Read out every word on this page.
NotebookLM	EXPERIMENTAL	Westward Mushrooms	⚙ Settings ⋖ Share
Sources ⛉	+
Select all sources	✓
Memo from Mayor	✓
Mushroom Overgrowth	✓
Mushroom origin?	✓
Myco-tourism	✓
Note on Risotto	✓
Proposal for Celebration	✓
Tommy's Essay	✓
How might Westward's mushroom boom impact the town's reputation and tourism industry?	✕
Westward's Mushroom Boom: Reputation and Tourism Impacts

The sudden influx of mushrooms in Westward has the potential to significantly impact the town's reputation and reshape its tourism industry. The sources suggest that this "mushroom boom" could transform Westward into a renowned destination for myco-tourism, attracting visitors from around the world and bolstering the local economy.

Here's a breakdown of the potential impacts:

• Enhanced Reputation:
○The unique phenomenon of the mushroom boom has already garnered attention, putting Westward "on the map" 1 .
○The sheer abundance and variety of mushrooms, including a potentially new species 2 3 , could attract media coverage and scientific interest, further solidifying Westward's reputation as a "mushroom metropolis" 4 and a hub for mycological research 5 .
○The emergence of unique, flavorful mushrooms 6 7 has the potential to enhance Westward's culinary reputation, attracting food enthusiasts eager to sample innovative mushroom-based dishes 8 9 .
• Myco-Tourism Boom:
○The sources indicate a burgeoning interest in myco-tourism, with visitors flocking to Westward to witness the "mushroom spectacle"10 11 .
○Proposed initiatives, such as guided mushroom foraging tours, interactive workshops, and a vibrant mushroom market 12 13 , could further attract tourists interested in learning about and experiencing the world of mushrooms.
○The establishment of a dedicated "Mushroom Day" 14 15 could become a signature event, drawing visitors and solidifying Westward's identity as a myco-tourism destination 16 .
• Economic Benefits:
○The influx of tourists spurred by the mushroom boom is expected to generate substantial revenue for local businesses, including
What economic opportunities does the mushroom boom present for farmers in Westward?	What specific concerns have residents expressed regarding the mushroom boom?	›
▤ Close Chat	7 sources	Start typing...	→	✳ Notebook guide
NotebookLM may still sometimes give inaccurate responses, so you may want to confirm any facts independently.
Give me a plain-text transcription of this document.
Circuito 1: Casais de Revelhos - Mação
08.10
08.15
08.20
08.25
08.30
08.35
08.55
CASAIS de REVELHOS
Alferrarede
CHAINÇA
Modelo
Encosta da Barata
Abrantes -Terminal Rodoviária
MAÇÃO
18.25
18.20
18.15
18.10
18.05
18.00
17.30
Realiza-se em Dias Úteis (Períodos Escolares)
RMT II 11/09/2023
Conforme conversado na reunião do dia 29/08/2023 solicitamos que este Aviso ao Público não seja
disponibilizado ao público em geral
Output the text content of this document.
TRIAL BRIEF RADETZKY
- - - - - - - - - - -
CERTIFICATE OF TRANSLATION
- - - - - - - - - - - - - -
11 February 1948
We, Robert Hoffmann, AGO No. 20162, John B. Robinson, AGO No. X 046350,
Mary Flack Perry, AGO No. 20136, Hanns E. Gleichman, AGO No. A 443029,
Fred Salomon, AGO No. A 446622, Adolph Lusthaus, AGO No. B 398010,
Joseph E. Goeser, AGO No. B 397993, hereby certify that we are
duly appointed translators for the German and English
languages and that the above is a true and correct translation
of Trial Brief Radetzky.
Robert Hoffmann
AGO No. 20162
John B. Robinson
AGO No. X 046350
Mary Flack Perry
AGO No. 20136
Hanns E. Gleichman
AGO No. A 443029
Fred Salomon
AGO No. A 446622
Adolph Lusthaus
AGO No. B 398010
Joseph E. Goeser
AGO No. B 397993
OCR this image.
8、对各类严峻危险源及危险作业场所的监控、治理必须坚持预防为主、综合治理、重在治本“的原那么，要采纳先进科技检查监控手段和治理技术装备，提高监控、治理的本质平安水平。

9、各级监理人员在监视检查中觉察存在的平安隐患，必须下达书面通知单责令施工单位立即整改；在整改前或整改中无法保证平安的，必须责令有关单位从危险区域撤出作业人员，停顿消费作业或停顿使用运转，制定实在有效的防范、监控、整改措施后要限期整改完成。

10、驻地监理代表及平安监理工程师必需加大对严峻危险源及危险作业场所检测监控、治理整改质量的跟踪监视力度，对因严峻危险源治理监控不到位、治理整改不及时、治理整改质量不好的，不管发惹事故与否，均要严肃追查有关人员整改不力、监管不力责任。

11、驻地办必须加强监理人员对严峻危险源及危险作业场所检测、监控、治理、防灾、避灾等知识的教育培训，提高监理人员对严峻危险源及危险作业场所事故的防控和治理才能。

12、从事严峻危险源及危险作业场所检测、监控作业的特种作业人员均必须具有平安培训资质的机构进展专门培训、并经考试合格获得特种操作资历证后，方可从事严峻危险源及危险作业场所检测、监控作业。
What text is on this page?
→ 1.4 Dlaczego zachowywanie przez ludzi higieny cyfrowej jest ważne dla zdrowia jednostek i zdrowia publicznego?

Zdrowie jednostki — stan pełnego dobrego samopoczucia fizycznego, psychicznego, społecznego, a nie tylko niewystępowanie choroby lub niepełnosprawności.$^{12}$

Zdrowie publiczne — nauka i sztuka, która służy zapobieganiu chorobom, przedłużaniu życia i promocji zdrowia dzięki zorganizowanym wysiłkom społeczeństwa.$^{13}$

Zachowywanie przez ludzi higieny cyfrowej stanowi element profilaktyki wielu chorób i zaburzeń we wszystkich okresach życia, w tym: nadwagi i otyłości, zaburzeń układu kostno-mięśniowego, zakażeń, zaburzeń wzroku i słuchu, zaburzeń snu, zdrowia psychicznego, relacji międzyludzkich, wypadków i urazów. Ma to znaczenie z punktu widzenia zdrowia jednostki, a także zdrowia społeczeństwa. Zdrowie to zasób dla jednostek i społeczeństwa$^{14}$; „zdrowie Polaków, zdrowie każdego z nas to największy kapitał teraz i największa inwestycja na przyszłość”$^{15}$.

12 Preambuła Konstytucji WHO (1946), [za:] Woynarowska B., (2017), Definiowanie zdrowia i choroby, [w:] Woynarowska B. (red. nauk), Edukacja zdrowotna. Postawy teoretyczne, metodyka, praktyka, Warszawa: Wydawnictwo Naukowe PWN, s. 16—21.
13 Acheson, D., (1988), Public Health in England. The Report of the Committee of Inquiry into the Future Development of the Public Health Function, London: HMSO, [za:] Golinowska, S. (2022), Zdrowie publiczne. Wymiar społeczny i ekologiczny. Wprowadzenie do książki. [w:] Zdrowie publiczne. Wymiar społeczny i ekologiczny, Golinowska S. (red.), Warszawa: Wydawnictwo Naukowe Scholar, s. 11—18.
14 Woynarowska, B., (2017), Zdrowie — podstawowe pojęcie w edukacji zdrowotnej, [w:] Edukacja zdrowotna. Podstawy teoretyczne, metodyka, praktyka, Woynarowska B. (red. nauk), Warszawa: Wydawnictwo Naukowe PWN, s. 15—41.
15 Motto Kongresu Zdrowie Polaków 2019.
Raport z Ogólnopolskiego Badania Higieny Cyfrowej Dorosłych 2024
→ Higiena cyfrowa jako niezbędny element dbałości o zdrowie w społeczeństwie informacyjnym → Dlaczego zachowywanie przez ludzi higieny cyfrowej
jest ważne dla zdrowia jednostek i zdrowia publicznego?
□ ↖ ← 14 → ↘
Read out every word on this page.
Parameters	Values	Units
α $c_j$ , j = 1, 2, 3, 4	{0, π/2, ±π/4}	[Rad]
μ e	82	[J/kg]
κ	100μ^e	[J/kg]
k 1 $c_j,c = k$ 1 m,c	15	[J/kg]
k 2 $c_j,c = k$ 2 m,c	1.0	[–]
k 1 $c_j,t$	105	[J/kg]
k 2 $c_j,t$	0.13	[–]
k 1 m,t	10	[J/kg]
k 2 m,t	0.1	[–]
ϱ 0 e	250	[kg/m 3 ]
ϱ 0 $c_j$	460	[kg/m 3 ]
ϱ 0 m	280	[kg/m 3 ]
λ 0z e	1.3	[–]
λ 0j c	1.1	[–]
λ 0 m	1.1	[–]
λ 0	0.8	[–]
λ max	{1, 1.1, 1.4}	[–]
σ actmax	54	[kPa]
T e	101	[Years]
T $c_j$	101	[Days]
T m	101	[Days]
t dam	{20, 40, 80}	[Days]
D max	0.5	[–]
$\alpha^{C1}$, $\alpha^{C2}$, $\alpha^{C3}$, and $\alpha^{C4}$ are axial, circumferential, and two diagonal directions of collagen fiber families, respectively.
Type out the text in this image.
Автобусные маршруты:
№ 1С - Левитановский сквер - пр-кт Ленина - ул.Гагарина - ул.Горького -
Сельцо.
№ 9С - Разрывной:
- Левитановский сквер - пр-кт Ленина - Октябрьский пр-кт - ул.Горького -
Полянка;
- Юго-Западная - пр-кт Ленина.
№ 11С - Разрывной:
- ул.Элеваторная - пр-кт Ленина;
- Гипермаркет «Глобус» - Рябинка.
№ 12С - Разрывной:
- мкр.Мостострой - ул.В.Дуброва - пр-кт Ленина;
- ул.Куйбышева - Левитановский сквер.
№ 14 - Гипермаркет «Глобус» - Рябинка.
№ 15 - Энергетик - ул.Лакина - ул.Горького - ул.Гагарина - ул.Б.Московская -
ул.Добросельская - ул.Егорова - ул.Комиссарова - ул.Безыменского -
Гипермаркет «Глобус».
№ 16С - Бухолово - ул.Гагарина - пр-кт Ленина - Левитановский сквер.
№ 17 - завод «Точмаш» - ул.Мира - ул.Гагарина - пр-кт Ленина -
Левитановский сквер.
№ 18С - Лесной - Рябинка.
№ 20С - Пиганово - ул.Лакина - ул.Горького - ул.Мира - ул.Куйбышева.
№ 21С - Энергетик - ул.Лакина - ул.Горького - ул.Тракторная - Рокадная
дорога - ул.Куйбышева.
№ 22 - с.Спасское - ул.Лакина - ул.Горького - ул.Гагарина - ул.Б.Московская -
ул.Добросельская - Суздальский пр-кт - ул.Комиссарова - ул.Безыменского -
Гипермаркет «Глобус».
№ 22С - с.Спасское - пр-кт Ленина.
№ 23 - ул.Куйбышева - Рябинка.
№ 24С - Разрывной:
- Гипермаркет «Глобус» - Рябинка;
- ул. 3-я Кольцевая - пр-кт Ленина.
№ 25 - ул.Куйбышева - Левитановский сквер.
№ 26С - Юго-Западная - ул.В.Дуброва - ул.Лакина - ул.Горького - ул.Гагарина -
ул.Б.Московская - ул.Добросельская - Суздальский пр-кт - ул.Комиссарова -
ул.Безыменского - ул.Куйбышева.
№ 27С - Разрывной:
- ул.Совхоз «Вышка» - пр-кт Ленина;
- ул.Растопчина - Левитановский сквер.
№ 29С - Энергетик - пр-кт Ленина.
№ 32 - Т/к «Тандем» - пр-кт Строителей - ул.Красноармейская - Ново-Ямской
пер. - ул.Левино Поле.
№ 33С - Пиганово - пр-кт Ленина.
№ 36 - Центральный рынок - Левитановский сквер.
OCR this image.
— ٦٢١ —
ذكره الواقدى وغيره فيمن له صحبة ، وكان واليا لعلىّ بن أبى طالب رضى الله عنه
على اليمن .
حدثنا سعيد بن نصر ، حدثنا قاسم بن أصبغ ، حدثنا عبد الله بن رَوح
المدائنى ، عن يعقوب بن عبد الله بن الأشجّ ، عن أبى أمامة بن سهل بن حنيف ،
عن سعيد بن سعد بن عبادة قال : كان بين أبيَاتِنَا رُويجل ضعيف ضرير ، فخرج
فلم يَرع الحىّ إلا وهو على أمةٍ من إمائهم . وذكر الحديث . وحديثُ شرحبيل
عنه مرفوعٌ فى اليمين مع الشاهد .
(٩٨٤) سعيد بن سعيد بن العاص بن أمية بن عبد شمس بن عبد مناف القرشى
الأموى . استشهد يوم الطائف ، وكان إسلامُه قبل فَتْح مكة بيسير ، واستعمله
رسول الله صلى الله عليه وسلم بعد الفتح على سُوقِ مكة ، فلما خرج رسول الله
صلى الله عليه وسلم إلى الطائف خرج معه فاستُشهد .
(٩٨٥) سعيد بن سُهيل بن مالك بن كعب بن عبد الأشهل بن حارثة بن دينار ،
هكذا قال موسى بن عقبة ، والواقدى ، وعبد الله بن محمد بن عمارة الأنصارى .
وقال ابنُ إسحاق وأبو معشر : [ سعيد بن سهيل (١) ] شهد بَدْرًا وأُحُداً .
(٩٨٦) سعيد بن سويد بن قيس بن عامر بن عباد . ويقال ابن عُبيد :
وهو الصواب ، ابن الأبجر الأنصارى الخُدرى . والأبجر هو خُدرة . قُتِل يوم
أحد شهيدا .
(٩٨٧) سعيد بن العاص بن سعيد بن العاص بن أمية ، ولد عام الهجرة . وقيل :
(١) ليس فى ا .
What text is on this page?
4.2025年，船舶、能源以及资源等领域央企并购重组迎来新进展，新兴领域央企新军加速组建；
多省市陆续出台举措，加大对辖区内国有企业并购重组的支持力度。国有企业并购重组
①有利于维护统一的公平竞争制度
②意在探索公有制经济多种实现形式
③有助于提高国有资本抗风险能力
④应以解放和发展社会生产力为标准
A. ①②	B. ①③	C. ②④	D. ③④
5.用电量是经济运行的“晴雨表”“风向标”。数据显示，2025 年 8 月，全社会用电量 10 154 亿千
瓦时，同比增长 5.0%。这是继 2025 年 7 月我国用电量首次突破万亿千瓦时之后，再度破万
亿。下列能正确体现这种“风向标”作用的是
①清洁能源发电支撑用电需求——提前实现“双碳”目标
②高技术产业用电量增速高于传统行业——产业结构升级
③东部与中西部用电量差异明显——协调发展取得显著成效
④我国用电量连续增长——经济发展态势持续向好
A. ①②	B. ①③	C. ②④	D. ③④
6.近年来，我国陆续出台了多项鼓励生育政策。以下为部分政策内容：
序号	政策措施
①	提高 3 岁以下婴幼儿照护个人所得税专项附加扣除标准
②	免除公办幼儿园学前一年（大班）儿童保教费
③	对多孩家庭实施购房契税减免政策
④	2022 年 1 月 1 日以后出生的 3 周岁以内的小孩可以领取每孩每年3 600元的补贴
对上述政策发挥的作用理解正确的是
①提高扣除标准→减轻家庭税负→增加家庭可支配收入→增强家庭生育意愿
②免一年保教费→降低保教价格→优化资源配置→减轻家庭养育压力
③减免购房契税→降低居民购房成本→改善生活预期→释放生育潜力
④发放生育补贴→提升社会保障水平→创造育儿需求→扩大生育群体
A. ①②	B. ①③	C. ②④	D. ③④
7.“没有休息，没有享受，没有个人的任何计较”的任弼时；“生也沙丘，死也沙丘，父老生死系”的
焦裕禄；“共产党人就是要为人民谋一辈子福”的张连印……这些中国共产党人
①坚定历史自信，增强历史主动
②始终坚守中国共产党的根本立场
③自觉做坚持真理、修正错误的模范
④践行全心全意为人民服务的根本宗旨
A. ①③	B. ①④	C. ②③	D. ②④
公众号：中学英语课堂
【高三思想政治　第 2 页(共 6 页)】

▶ [Exercise directions] Compute how many lines include the string "Добросельская", then give that number by itself.

▶ [Written reply] 3